[Objective] Copy every line of the material below, character for character, without changing anything.

★ ★ ★

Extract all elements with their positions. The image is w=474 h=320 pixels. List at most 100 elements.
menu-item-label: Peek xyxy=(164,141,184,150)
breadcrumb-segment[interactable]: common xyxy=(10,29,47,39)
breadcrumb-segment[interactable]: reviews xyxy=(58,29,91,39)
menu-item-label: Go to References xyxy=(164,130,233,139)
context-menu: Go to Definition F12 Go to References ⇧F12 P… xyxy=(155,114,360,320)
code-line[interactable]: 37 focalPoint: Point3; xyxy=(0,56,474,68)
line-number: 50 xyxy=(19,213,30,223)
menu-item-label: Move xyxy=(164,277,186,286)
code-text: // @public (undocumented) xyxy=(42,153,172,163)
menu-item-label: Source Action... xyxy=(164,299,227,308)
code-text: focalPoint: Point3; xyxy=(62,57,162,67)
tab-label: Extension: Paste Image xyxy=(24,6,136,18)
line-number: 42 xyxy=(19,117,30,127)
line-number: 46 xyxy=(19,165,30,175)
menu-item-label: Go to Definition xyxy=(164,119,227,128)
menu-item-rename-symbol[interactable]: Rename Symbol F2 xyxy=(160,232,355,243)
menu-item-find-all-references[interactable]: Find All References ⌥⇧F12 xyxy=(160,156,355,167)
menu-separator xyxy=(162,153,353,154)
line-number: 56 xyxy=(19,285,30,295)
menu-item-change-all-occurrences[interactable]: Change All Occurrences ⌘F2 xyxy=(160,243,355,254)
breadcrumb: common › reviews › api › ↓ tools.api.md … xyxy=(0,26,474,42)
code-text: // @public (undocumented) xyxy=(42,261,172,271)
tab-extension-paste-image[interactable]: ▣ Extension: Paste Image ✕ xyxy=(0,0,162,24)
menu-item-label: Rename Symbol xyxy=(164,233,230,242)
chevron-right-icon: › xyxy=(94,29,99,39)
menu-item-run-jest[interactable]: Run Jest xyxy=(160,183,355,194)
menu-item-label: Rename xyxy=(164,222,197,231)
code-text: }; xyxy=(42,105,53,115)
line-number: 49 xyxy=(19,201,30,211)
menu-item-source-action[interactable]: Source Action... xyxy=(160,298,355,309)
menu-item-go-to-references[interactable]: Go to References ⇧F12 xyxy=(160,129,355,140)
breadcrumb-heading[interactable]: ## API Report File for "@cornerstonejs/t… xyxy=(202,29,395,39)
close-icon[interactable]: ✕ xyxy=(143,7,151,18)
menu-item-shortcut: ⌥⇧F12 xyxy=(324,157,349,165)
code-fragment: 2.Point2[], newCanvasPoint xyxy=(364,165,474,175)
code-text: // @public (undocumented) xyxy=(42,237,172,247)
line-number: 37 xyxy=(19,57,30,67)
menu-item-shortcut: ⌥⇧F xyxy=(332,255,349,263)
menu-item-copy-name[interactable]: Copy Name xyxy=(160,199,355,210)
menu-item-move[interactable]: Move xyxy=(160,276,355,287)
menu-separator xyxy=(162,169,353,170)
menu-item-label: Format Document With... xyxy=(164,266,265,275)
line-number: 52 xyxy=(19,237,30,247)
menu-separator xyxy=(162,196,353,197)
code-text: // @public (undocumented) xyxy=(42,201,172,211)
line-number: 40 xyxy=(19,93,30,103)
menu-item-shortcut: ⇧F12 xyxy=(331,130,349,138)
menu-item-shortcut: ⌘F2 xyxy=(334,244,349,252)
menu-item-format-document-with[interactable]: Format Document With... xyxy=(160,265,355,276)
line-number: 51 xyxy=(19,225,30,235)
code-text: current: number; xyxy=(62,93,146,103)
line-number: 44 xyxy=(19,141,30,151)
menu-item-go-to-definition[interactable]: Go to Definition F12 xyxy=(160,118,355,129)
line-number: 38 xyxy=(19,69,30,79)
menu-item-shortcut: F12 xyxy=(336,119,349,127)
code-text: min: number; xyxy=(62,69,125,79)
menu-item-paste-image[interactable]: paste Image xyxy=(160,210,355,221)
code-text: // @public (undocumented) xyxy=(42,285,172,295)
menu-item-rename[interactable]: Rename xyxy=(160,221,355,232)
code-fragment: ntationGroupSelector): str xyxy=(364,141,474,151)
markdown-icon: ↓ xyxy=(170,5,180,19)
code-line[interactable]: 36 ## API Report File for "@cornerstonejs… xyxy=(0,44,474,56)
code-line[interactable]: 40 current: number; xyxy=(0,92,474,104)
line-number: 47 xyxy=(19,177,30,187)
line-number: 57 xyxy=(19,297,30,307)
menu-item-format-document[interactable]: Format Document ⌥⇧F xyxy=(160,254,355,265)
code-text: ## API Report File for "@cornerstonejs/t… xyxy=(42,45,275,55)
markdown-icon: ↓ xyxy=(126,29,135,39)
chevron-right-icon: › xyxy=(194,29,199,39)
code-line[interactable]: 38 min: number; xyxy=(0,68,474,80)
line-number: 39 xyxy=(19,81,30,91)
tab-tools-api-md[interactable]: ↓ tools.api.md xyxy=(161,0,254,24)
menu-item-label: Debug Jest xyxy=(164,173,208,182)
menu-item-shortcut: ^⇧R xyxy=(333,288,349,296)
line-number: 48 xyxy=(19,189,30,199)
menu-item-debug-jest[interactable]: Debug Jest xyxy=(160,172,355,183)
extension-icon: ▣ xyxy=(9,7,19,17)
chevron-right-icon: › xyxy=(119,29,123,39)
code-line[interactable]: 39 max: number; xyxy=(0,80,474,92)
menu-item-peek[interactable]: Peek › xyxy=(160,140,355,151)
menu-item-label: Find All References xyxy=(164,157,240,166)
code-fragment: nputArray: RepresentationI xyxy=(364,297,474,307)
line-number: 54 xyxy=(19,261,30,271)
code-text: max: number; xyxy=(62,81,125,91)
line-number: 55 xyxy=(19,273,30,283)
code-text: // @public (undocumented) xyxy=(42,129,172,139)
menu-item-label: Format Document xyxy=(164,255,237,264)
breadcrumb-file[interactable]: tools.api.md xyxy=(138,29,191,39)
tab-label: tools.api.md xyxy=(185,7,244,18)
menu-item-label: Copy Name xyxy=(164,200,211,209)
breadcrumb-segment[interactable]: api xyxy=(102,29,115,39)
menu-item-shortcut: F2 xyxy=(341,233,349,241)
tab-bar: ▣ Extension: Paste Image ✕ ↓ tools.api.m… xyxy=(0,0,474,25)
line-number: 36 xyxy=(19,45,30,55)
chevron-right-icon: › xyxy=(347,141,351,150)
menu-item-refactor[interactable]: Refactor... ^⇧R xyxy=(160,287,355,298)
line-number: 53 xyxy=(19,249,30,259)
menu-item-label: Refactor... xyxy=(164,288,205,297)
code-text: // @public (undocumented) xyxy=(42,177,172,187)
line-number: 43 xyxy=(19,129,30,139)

★ ★ ★

[Written reply]
Extract all elements with their positions. The image is w=474 h=320 pixels. List at most 100 elements.
menu-item-label: Peek xyxy=(164,141,184,150)
breadcrumb-segment[interactable]: common xyxy=(10,29,47,39)
breadcrumb-segment[interactable]: reviews xyxy=(58,29,91,39)
menu-item-label: Go to References xyxy=(164,130,233,139)
context-menu: Go to Definition F12 Go to References ⇧F12 P… xyxy=(155,114,360,320)
code-line[interactable]: 37 focalPoint: Point3; xyxy=(0,56,474,68)
line-number: 50 xyxy=(19,213,30,223)
menu-item-label: Move xyxy=(164,277,186,286)
code-text: // @public (undocumented) xyxy=(42,153,172,163)
menu-item-label: Source Action... xyxy=(164,299,227,308)
code-text: focalPoint: Point3; xyxy=(62,57,162,67)
tab-label: Extension: Paste Image xyxy=(24,6,136,18)
line-number: 42 xyxy=(19,117,30,127)
line-number: 46 xyxy=(19,165,30,175)
menu-item-label: Go to Definition xyxy=(164,119,227,128)
menu-item-rename-symbol[interactable]: Rename Symbol F2 xyxy=(160,232,355,243)
menu-item-find-all-references[interactable]: Find All References ⌥⇧F12 xyxy=(160,156,355,167)
menu-separator xyxy=(162,153,353,154)
line-number: 56 xyxy=(19,285,30,295)
menu-item-change-all-occurrences[interactable]: Change All Occurrences ⌘F2 xyxy=(160,243,355,254)
breadcrumb: common › reviews › api › ↓ tools.api.md … xyxy=(0,26,474,42)
code-text: // @public (undocumented) xyxy=(42,261,172,271)
tab-extension-paste-image[interactable]: ▣ Extension: Paste Image ✕ xyxy=(0,0,162,24)
menu-item-label: Rename Symbol xyxy=(164,233,230,242)
chevron-right-icon: › xyxy=(94,29,99,39)
menu-item-run-jest[interactable]: Run Jest xyxy=(160,183,355,194)
menu-item-label: Rename xyxy=(164,222,197,231)
code-text: }; xyxy=(42,105,53,115)
line-number: 49 xyxy=(19,201,30,211)
menu-item-source-action[interactable]: Source Action... xyxy=(160,298,355,309)
menu-item-go-to-references[interactable]: Go to References ⇧F12 xyxy=(160,129,355,140)
breadcrumb-heading[interactable]: ## API Report File for "@cornerstonejs/t… xyxy=(202,29,395,39)
close-icon[interactable]: ✕ xyxy=(143,7,151,18)
menu-item-shortcut: ⌥⇧F12 xyxy=(324,157,349,165)
code-fragment: 2.Point2[], newCanvasPoint xyxy=(364,165,474,175)
code-text: // @public (undocumented) xyxy=(42,237,172,247)
line-number: 37 xyxy=(19,57,30,67)
menu-item-shortcut: ⌥⇧F xyxy=(332,255,349,263)
menu-item-copy-name[interactable]: Copy Name xyxy=(160,199,355,210)
menu-item-move[interactable]: Move xyxy=(160,276,355,287)
menu-separator xyxy=(162,169,353,170)
menu-item-label: Format Document With... xyxy=(164,266,265,275)
line-number: 52 xyxy=(19,237,30,247)
menu-separator xyxy=(162,196,353,197)
code-text: // @public (undocumented) xyxy=(42,201,172,211)
line-number: 40 xyxy=(19,93,30,103)
menu-item-shortcut: ⇧F12 xyxy=(331,130,349,138)
menu-item-shortcut: ⌘F2 xyxy=(334,244,349,252)
menu-item-format-document-with[interactable]: Format Document With... xyxy=(160,265,355,276)
line-number: 51 xyxy=(19,225,30,235)
code-text: current: number; xyxy=(62,93,146,103)
line-number: 44 xyxy=(19,141,30,151)
menu-item-go-to-definition[interactable]: Go to Definition F12 xyxy=(160,118,355,129)
line-number: 38 xyxy=(19,69,30,79)
menu-item-shortcut: F12 xyxy=(336,119,349,127)
code-text: min: number; xyxy=(62,69,125,79)
menu-item-paste-image[interactable]: paste Image xyxy=(160,210,355,221)
code-text: // @public (undocumented) xyxy=(42,285,172,295)
menu-item-rename[interactable]: Rename xyxy=(160,221,355,232)
code-fragment: ntationGroupSelector): str xyxy=(364,141,474,151)
markdown-icon: ↓ xyxy=(170,5,180,19)
code-line[interactable]: 36 ## API Report File for "@cornerstonejs… xyxy=(0,44,474,56)
code-line[interactable]: 40 current: number; xyxy=(0,92,474,104)
line-number: 47 xyxy=(19,177,30,187)
line-number: 57 xyxy=(19,297,30,307)
menu-item-format-document[interactable]: Format Document ⌥⇧F xyxy=(160,254,355,265)
code-text: ## API Report File for "@cornerstonejs/t… xyxy=(42,45,275,55)
markdown-icon: ↓ xyxy=(126,29,135,39)
chevron-right-icon: › xyxy=(194,29,199,39)
code-line[interactable]: 38 min: number; xyxy=(0,68,474,80)
line-number: 39 xyxy=(19,81,30,91)
tab-tools-api-md[interactable]: ↓ tools.api.md xyxy=(161,0,254,24)
menu-item-label: Debug Jest xyxy=(164,173,208,182)
menu-item-shortcut: ^⇧R xyxy=(333,288,349,296)
line-number: 48 xyxy=(19,189,30,199)
menu-item-debug-jest[interactable]: Debug Jest xyxy=(160,172,355,183)
extension-icon: ▣ xyxy=(9,7,19,17)
chevron-right-icon: › xyxy=(119,29,123,39)
code-line[interactable]: 39 max: number; xyxy=(0,80,474,92)
menu-item-peek[interactable]: Peek › xyxy=(160,140,355,151)
menu-item-label: Find All References xyxy=(164,157,240,166)
code-fragment: nputArray: RepresentationI xyxy=(364,297,474,307)
line-number: 54 xyxy=(19,261,30,271)
code-text: max: number; xyxy=(62,81,125,91)
line-number: 55 xyxy=(19,273,30,283)
code-text: // @public (undocumented) xyxy=(42,129,172,139)
menu-item-label: Format Document xyxy=(164,255,237,264)
breadcrumb-file[interactable]: tools.api.md xyxy=(138,29,191,39)
tab-label: tools.api.md xyxy=(185,7,244,18)
menu-item-label: Copy Name xyxy=(164,200,211,209)
breadcrumb-segment[interactable]: api xyxy=(102,29,115,39)
menu-item-shortcut: F2 xyxy=(341,233,349,241)
tab-bar: ▣ Extension: Paste Image ✕ ↓ tools.api.m… xyxy=(0,0,474,25)
line-number: 36 xyxy=(19,45,30,55)
chevron-right-icon: › xyxy=(347,141,351,150)
menu-item-refactor[interactable]: Refactor... ^⇧R xyxy=(160,287,355,298)
line-number: 53 xyxy=(19,249,30,259)
menu-item-label: Refactor... xyxy=(164,288,205,297)
code-text: // @public (undocumented) xyxy=(42,177,172,187)
line-number: 43 xyxy=(19,129,30,139)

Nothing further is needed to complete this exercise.